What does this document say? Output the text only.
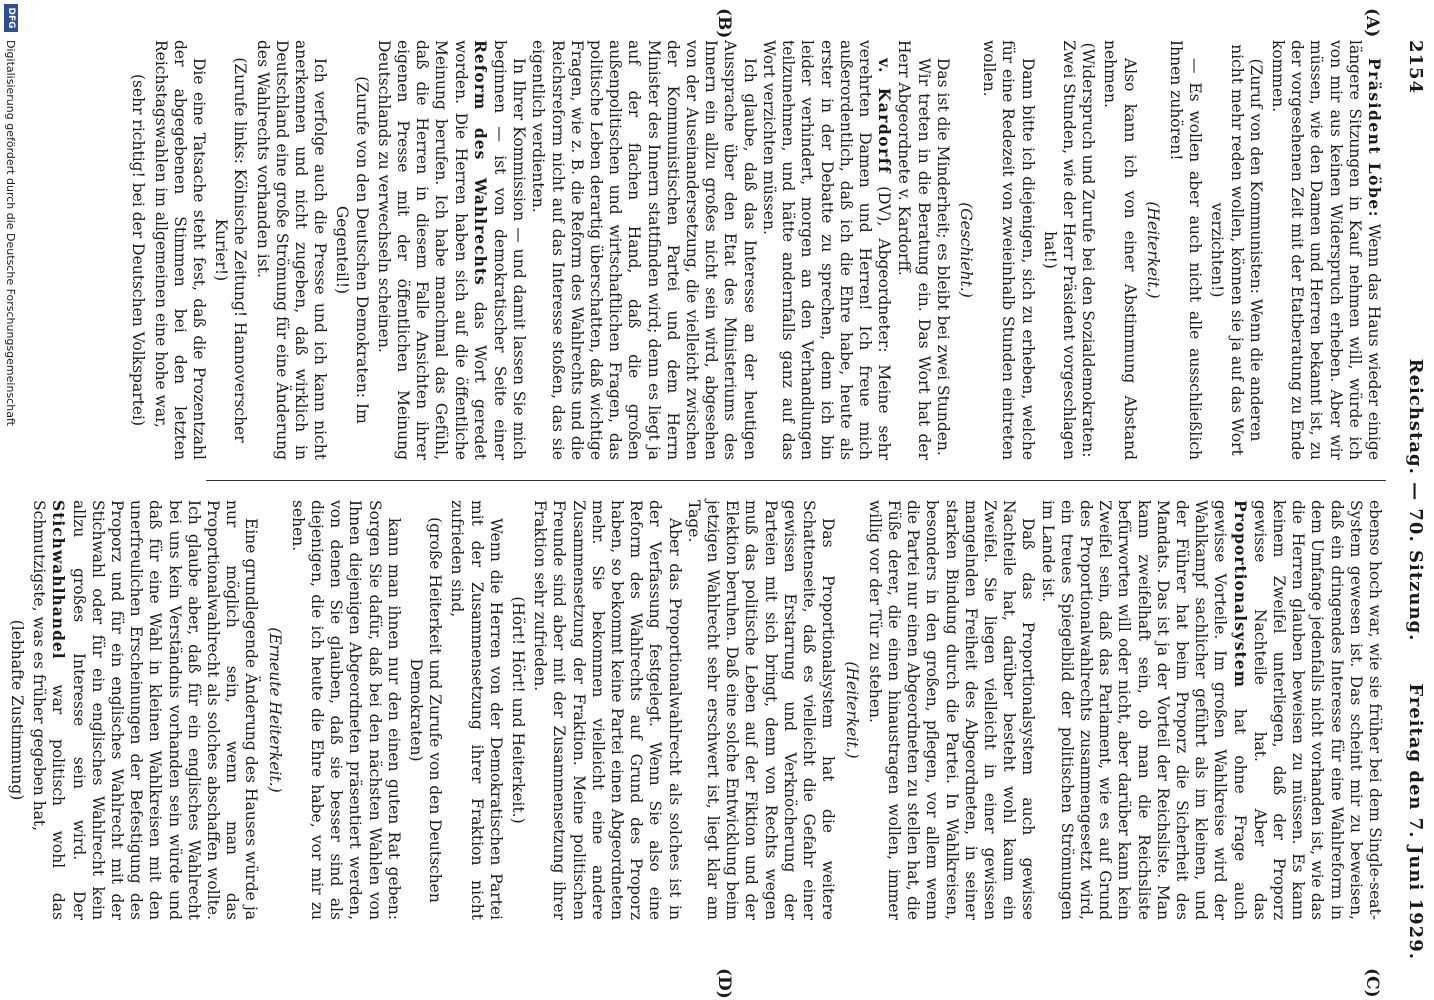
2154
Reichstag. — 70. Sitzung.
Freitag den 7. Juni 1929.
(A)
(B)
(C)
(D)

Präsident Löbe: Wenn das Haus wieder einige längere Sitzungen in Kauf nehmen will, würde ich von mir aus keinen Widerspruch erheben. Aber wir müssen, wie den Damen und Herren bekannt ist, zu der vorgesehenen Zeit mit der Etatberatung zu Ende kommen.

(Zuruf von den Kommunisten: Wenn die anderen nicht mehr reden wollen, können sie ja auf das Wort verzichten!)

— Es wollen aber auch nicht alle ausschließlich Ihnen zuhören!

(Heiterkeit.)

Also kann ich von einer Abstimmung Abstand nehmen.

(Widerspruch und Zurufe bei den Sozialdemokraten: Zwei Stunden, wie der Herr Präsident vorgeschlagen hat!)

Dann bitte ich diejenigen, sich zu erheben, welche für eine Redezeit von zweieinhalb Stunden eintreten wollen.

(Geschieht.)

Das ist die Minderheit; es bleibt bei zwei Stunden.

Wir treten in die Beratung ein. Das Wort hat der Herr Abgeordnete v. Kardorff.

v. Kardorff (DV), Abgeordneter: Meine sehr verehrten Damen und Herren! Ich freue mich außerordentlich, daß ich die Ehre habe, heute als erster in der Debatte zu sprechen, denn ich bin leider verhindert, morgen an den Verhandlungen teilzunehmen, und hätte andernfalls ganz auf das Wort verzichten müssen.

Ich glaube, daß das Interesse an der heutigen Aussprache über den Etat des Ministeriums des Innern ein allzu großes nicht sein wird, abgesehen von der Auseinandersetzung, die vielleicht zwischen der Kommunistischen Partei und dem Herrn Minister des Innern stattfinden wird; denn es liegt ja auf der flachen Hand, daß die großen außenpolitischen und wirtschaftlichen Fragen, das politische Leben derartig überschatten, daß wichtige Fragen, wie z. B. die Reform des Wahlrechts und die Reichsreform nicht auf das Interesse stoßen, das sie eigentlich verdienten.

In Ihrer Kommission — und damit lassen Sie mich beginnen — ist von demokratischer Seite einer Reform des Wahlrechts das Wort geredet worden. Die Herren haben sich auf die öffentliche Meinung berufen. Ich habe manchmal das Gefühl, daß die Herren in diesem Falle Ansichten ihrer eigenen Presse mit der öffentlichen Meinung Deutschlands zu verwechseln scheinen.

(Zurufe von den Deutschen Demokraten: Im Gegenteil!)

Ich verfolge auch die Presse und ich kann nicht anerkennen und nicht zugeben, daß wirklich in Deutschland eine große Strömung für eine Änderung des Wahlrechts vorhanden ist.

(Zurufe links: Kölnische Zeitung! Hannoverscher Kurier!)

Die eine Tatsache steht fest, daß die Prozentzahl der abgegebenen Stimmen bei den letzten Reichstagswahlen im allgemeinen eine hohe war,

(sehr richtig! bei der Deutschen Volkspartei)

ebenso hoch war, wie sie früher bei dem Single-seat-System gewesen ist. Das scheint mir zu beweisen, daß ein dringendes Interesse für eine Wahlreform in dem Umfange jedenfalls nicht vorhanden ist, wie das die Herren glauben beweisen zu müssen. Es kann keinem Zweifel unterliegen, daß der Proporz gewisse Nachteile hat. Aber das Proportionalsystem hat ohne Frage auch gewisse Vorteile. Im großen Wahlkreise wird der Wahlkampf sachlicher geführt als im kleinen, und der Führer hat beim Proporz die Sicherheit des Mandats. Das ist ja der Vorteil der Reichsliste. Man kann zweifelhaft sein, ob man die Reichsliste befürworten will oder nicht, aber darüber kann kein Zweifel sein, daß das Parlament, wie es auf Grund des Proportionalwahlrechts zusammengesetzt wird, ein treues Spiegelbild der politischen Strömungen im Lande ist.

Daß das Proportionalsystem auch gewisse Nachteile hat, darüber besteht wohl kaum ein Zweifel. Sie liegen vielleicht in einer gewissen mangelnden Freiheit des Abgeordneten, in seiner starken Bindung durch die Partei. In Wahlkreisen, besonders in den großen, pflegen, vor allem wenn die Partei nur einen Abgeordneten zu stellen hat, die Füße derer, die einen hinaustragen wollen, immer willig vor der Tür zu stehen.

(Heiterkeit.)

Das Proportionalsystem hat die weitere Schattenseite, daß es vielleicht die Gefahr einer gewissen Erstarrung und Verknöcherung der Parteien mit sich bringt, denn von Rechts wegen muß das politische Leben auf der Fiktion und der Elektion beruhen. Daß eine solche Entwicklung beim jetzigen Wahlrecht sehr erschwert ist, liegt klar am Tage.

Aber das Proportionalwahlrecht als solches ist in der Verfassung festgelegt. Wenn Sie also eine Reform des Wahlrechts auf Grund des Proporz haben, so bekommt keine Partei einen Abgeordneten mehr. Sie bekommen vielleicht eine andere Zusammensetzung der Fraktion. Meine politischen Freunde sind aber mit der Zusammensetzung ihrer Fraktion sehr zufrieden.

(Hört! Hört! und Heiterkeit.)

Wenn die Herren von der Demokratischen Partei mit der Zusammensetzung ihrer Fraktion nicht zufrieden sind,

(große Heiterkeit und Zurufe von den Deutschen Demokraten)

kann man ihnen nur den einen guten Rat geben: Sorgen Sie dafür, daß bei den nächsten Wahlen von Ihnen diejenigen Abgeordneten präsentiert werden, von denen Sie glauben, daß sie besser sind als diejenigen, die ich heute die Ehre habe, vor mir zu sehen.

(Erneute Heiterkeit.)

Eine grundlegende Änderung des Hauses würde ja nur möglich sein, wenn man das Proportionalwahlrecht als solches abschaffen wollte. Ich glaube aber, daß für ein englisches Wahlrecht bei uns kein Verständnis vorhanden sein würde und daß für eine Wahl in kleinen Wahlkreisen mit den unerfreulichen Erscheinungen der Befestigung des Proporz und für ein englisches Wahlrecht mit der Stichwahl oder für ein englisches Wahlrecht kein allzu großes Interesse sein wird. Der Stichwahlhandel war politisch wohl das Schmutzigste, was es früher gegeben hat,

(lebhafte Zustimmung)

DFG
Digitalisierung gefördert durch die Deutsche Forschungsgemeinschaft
---
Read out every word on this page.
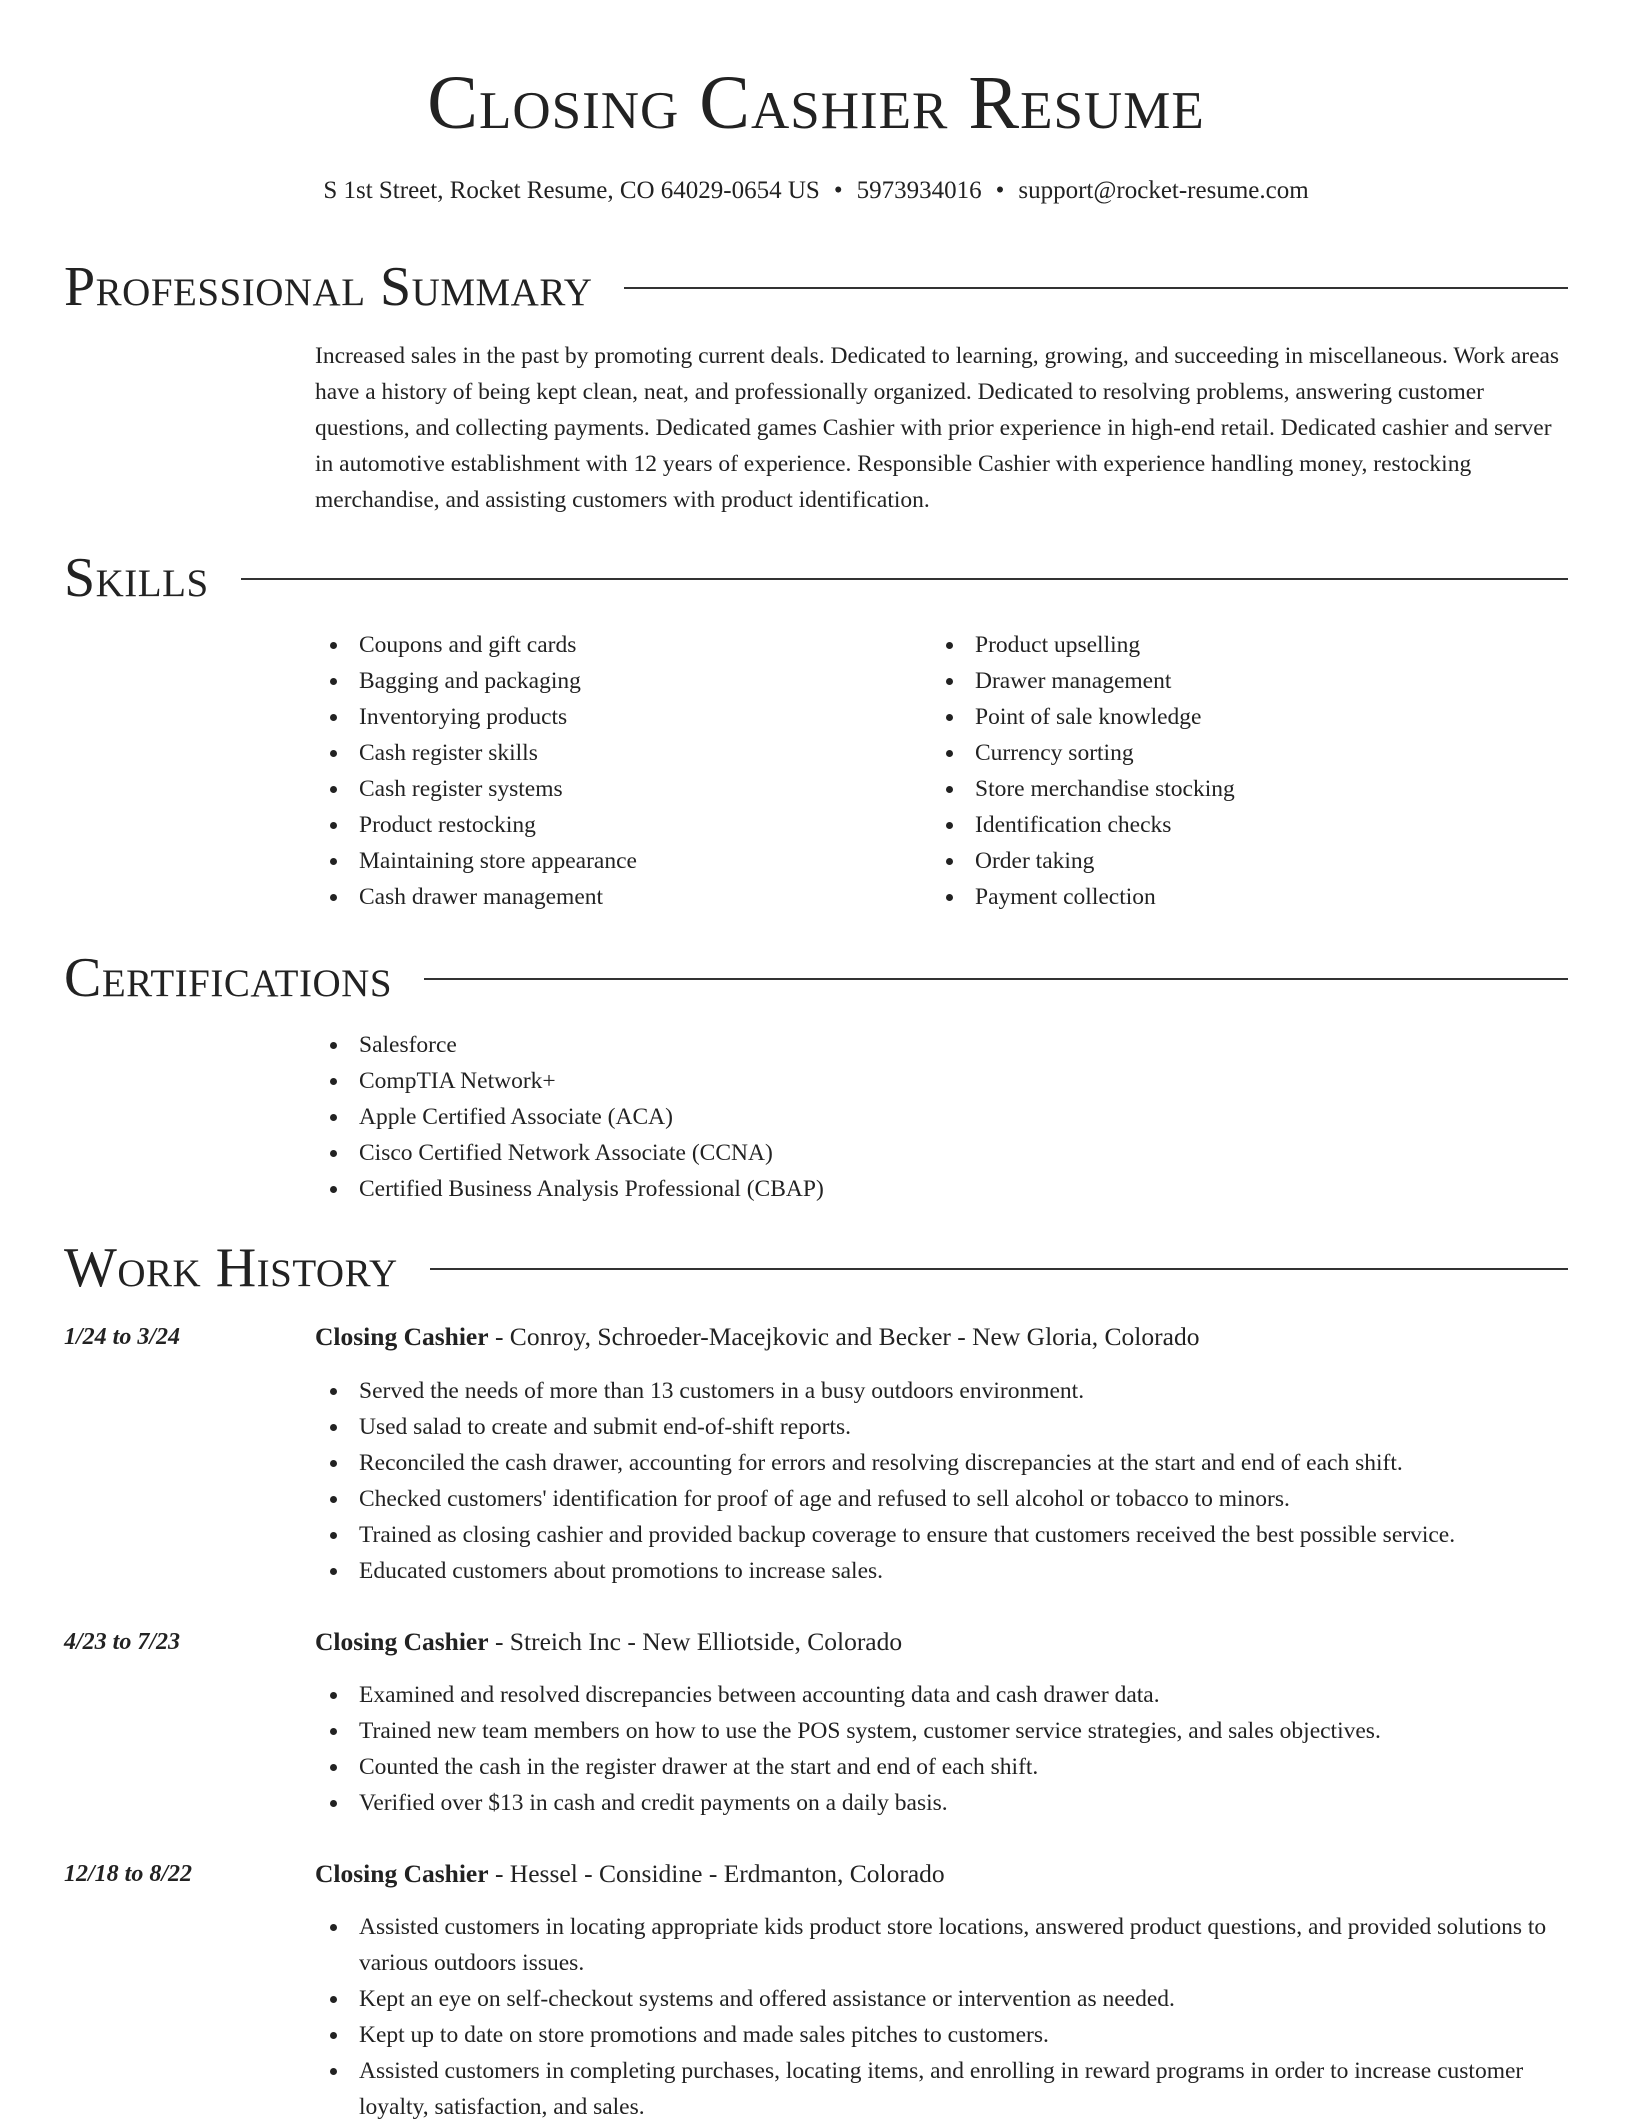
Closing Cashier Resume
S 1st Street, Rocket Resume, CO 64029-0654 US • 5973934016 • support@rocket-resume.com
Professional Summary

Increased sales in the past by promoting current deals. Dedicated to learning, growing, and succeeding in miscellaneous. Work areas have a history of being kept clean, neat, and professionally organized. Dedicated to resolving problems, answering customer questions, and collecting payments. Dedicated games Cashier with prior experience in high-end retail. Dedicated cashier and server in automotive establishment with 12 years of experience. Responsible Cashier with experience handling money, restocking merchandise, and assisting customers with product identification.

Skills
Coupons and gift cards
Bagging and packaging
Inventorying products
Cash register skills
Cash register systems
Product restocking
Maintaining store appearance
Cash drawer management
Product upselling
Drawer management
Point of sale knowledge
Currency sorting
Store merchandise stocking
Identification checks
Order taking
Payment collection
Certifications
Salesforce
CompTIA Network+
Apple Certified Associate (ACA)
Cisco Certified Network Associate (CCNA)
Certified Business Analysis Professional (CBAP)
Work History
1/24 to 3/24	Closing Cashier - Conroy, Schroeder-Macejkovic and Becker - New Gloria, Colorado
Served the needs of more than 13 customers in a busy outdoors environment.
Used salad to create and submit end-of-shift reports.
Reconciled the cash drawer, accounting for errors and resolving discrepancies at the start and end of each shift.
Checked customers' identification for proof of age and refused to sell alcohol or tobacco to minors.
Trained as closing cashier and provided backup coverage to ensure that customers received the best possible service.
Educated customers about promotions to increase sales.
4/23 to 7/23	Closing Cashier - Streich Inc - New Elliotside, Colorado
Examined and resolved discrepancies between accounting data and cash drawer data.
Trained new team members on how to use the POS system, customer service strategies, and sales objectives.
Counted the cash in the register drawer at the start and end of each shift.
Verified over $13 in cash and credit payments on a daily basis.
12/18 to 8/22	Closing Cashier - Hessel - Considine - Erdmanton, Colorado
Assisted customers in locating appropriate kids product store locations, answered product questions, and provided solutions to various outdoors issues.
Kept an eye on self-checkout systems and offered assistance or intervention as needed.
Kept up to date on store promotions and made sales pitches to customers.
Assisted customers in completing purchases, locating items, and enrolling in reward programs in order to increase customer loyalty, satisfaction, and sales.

● **Exercise**:
Write down only the number of lines that contain the string "systems" in the listing.

● **Complete answer**:
2